[Extracted data entries]
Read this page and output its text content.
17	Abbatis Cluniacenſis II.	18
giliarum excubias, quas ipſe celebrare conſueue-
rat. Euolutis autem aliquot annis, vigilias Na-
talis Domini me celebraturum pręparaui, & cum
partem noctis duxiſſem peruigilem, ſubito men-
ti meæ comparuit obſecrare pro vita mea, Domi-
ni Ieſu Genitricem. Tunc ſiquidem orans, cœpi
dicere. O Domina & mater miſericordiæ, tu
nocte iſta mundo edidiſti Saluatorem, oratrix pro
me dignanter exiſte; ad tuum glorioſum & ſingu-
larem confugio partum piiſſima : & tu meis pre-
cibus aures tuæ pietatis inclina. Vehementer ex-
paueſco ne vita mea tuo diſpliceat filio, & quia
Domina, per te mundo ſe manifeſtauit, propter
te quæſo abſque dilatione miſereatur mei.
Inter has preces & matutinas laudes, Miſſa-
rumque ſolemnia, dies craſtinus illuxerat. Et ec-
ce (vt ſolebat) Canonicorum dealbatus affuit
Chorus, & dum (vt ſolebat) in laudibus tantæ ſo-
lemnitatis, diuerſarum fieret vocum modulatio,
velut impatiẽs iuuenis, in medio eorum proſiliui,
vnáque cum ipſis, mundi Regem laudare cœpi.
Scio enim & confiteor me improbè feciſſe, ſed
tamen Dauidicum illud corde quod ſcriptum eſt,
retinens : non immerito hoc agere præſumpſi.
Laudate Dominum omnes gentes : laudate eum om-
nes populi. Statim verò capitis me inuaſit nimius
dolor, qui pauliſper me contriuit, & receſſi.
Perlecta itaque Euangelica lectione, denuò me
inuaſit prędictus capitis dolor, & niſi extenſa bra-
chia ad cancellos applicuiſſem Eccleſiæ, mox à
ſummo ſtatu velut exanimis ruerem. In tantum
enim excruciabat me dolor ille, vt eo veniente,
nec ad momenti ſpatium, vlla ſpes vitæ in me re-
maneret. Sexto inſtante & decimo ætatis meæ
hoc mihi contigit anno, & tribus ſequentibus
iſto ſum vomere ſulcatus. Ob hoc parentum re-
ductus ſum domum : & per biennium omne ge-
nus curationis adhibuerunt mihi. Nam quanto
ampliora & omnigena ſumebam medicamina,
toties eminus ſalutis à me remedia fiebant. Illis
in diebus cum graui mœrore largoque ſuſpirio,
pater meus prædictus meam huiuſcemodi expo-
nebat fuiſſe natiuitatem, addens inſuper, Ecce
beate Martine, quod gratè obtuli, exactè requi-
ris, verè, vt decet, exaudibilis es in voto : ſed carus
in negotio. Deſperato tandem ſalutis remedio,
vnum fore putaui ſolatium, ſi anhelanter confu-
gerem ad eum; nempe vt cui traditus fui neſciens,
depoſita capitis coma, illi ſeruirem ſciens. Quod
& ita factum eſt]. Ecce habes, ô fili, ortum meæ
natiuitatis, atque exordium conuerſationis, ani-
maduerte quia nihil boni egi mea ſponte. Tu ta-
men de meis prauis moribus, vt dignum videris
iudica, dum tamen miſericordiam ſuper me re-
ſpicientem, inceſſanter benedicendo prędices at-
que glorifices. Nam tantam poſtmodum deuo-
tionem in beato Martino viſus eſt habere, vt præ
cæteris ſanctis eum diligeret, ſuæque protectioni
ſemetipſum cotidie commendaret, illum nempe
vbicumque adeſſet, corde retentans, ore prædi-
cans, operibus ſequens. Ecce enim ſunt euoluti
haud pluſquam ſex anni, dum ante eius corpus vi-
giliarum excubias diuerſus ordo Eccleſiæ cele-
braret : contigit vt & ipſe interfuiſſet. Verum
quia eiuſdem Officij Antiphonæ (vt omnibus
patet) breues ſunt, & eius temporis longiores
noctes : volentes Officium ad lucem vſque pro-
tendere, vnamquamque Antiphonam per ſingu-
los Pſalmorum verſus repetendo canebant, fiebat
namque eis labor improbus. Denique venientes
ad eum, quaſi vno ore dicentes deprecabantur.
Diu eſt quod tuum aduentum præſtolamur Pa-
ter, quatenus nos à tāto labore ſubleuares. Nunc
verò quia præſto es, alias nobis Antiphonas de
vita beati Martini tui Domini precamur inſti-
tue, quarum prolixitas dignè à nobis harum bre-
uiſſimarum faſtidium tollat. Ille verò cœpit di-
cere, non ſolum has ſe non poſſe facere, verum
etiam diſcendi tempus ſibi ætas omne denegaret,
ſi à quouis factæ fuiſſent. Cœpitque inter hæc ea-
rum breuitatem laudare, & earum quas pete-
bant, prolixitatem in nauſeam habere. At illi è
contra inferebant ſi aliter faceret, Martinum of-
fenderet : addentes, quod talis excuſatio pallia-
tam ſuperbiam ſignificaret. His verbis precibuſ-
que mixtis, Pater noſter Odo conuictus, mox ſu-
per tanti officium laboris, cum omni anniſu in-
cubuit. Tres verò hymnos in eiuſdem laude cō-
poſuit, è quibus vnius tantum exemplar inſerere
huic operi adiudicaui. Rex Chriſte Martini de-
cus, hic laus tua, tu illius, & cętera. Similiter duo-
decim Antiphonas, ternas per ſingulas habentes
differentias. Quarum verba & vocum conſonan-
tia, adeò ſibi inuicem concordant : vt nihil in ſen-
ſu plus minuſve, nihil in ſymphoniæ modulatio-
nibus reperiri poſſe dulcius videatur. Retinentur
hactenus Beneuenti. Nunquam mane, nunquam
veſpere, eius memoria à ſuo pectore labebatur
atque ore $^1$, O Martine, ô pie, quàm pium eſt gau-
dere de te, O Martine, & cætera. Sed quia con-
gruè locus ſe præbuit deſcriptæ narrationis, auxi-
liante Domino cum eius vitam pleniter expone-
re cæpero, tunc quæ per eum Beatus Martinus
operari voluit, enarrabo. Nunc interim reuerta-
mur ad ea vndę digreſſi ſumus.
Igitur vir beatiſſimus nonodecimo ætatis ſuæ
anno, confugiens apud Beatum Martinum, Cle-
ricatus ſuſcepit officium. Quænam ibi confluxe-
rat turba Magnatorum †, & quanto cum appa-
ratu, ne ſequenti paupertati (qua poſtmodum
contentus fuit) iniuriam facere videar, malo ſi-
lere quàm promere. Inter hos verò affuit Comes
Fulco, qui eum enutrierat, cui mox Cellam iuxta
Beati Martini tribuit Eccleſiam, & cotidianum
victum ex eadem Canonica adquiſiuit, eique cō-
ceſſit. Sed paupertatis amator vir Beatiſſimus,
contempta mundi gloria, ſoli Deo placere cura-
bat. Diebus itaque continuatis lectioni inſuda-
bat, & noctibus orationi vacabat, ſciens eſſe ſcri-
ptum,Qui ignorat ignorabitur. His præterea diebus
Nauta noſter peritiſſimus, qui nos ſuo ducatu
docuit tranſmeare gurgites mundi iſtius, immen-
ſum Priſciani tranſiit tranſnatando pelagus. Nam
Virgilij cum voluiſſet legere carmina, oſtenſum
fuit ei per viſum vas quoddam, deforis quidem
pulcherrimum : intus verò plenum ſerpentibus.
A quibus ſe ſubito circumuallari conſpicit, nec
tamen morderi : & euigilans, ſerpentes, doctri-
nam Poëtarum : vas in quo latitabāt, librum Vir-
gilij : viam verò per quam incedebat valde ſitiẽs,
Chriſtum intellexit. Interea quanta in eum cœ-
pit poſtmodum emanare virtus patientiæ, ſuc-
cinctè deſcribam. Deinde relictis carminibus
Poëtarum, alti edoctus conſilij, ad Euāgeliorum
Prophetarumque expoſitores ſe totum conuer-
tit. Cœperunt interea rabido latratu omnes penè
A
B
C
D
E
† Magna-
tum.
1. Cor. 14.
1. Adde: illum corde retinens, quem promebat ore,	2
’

What to produce
Filter out all lines lacking the word "noſter" and copy the rest.

Expected answer
que mixtis, Pater noſter Odo conuictus, mox ſu-
Nauta noſter peritiſſimus, qui nos ſuo ducatu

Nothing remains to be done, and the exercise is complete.